*** Provided records ***

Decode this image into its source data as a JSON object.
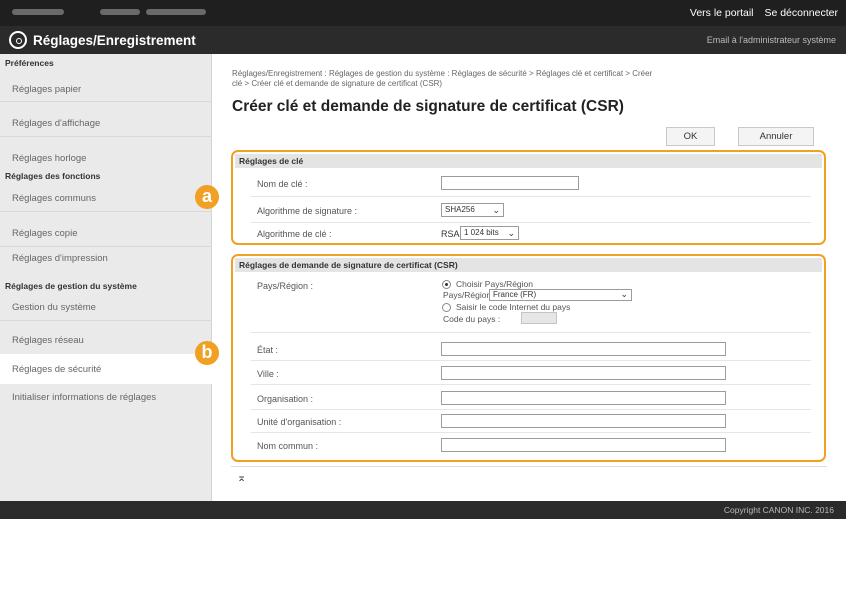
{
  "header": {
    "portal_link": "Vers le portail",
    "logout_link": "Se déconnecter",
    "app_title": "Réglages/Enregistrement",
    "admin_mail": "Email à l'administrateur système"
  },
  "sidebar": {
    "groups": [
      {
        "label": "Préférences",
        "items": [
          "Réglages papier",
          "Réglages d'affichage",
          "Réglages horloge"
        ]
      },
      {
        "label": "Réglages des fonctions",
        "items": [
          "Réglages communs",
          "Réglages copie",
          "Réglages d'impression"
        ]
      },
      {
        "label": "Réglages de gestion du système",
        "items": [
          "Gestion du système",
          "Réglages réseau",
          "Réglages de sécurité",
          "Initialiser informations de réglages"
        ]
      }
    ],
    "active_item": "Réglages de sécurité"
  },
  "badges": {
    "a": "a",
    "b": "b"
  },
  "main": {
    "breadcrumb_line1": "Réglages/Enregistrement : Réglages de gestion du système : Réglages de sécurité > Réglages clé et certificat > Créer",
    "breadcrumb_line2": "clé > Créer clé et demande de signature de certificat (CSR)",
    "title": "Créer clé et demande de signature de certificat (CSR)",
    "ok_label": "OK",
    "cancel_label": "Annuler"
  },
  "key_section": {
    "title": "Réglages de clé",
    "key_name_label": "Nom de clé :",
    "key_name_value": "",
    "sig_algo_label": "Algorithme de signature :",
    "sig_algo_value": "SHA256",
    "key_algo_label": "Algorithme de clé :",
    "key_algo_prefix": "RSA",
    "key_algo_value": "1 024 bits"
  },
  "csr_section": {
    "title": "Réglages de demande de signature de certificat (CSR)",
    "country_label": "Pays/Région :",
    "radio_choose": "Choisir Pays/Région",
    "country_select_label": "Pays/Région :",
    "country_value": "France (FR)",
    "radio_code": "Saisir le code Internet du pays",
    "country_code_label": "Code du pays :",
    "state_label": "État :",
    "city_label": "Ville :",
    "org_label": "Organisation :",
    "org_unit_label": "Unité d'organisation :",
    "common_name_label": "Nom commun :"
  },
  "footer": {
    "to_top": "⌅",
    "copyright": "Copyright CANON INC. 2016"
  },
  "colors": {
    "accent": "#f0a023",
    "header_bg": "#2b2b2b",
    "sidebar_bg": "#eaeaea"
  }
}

***

Required task ▸
Find all the lines containing "Algorithme" in the material, then copy them.

Answer to this exercise ▸
    "sig_algo_label": "Algorithme de signature :",
    "key_algo_label": "Algorithme de clé :",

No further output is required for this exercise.